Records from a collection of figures
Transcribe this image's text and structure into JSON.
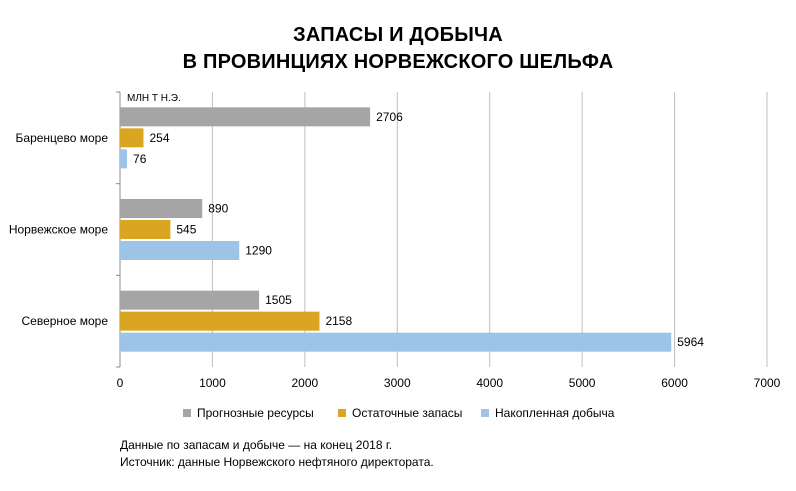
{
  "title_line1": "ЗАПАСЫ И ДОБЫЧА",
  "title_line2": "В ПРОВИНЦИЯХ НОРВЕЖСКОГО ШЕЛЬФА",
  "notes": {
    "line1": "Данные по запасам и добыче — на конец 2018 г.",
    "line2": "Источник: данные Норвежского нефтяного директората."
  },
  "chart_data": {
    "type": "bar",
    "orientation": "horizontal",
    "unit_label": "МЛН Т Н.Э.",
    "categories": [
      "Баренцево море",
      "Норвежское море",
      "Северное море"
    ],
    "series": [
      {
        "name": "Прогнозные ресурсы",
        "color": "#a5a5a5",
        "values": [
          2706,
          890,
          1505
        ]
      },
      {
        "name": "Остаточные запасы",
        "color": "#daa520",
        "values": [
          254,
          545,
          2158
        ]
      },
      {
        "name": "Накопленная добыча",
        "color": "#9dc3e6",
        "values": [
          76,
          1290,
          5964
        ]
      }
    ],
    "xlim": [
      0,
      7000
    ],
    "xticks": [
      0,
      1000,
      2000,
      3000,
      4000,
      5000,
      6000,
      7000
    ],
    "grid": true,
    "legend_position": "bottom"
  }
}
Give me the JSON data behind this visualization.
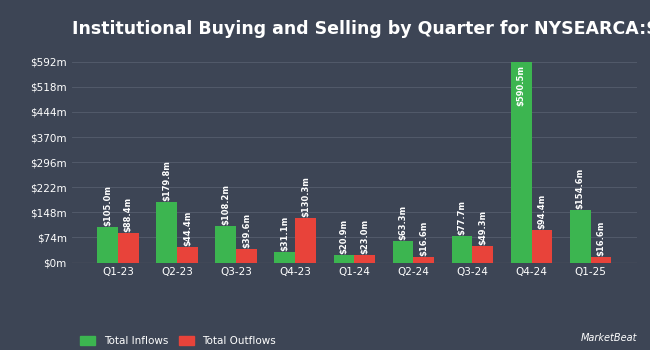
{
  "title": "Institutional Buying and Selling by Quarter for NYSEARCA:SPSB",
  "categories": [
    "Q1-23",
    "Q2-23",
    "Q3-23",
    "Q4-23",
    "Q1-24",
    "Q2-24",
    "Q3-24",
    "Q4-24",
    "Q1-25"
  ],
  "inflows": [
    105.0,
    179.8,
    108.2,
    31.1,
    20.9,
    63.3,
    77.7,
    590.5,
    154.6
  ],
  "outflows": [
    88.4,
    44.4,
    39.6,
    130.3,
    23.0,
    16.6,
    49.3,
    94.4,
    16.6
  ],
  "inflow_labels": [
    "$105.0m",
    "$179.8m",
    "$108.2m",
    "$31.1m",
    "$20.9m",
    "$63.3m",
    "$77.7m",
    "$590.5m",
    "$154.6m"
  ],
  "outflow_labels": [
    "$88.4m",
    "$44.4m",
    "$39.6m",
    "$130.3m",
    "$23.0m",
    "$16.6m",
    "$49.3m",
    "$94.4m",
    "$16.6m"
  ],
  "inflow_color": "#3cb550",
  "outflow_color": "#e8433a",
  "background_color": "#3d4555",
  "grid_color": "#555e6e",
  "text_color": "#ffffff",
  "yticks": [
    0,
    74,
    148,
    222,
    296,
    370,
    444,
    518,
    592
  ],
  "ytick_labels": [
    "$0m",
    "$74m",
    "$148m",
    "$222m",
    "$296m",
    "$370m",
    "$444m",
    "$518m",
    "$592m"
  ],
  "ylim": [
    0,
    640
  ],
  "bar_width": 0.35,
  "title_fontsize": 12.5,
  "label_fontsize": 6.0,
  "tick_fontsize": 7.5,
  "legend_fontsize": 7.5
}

| Task requirements |
Leave the pictures out and reproduce all of the records exactly.

| Final answer |
Transcribe this image's text and structure into JSON.
{
  "title_line1": "ЗАПАСЫ И ДОБЫЧА",
  "title_line2": "В ПРОВИНЦИЯХ НОРВЕЖСКОГО ШЕЛЬФА",
  "notes": {
    "line1": "Данные по запасам и добыче — на конец 2018 г.",
    "line2": "Источник: данные Норвежского нефтяного директората."
  },
  "chart_data": {
    "type": "bar",
    "orientation": "horizontal",
    "unit_label": "МЛН Т Н.Э.",
    "categories": [
      "Баренцево море",
      "Норвежское море",
      "Северное море"
    ],
    "series": [
      {
        "name": "Прогнозные ресурсы",
        "color": "#a5a5a5",
        "values": [
          2706,
          890,
          1505
        ]
      },
      {
        "name": "Остаточные запасы",
        "color": "#daa520",
        "values": [
          254,
          545,
          2158
        ]
      },
      {
        "name": "Накопленная добыча",
        "color": "#9dc3e6",
        "values": [
          76,
          1290,
          5964
        ]
      }
    ],
    "xlim": [
      0,
      7000
    ],
    "xticks": [
      0,
      1000,
      2000,
      3000,
      4000,
      5000,
      6000,
      7000
    ],
    "grid": true,
    "legend_position": "bottom"
  }
}
Give me the JSON data behind this visualization.
{
  "title": "Institutional Buying and Selling by Quarter for NYSEARCA:SPSB",
  "categories": [
    "Q1-23",
    "Q2-23",
    "Q3-23",
    "Q4-23",
    "Q1-24",
    "Q2-24",
    "Q3-24",
    "Q4-24",
    "Q1-25"
  ],
  "inflows": [
    105.0,
    179.8,
    108.2,
    31.1,
    20.9,
    63.3,
    77.7,
    590.5,
    154.6
  ],
  "outflows": [
    88.4,
    44.4,
    39.6,
    130.3,
    23.0,
    16.6,
    49.3,
    94.4,
    16.6
  ],
  "inflow_labels": [
    "$105.0m",
    "$179.8m",
    "$108.2m",
    "$31.1m",
    "$20.9m",
    "$63.3m",
    "$77.7m",
    "$590.5m",
    "$154.6m"
  ],
  "outflow_labels": [
    "$88.4m",
    "$44.4m",
    "$39.6m",
    "$130.3m",
    "$23.0m",
    "$16.6m",
    "$49.3m",
    "$94.4m",
    "$16.6m"
  ],
  "inflow_color": "#3cb550",
  "outflow_color": "#e8433a",
  "background_color": "#3d4555",
  "grid_color": "#555e6e",
  "text_color": "#ffffff",
  "yticks": [
    0,
    74,
    148,
    222,
    296,
    370,
    444,
    518,
    592
  ],
  "ytick_labels": [
    "$0m",
    "$74m",
    "$148m",
    "$222m",
    "$296m",
    "$370m",
    "$444m",
    "$518m",
    "$592m"
  ],
  "ylim": [
    0,
    640
  ],
  "bar_width": 0.35,
  "title_fontsize": 12.5,
  "label_fontsize": 6.0,
  "tick_fontsize": 7.5,
  "legend_fontsize": 7.5
}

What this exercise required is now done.